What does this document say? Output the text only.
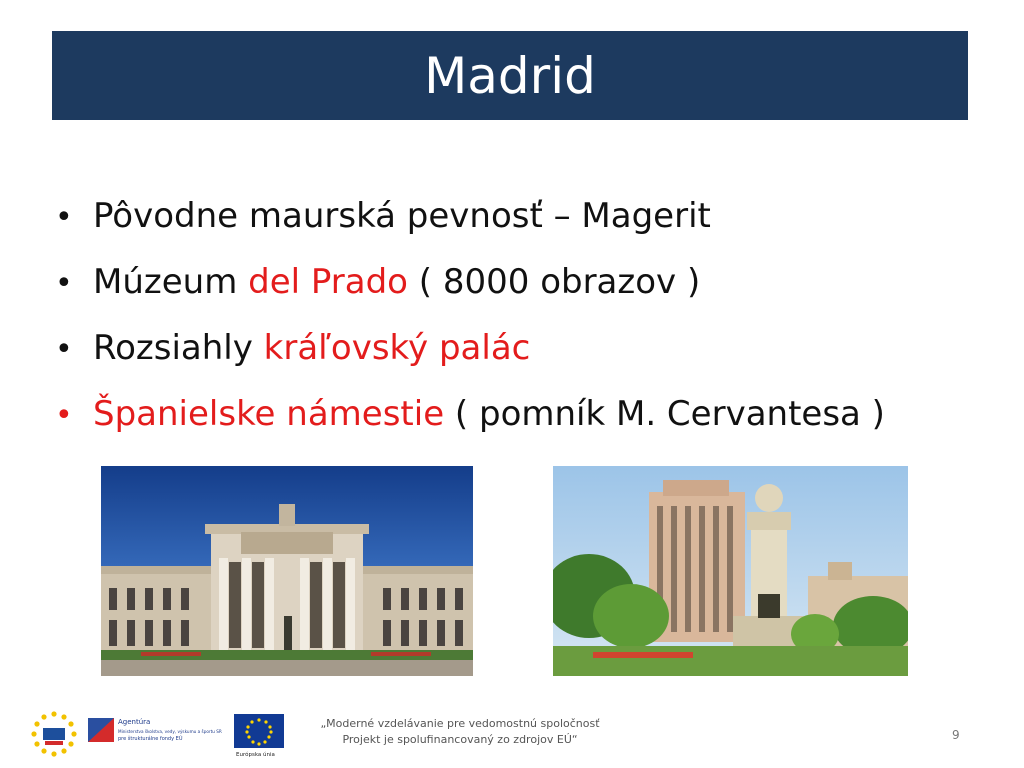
Madrid
• Pôvodne maurská pevnosť – Magerit
• Múzeum del Prado ( 8000 obrazov )
• Rozsiahly kráľovský palác
• Španielske námestie ( pomník M. Cervantesa )
Agentúra
Ministerstva školstva, vedy, výskumu a športu SR
pre štrukturálne fondy EÚ
Európska únia
„Moderné vzdelávanie pre vedomostnú spoločnosť
Projekt je spolufinancovaný zo zdrojov EÚ“	9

▶ **What the exercise asks**:
Please write out all of the material above without changing a word, and omit any pictures.

▶ **Response to the exercise**:
What does this document say? Output the text only.
Madrid
• Pôvodne maurská pevnosť – Magerit
• Múzeum del Prado ( 8000 obrazov )
• Rozsiahly kráľovský palác
• Španielske námestie ( pomník M. Cervantesa )
Agentúra
Ministerstva školstva, vedy, výskumu a športu SR
pre štrukturálne fondy EÚ
Európska únia
„Moderné vzdelávanie pre vedomostnú spoločnosť
Projekt je spolufinancovaný zo zdrojov EÚ“	9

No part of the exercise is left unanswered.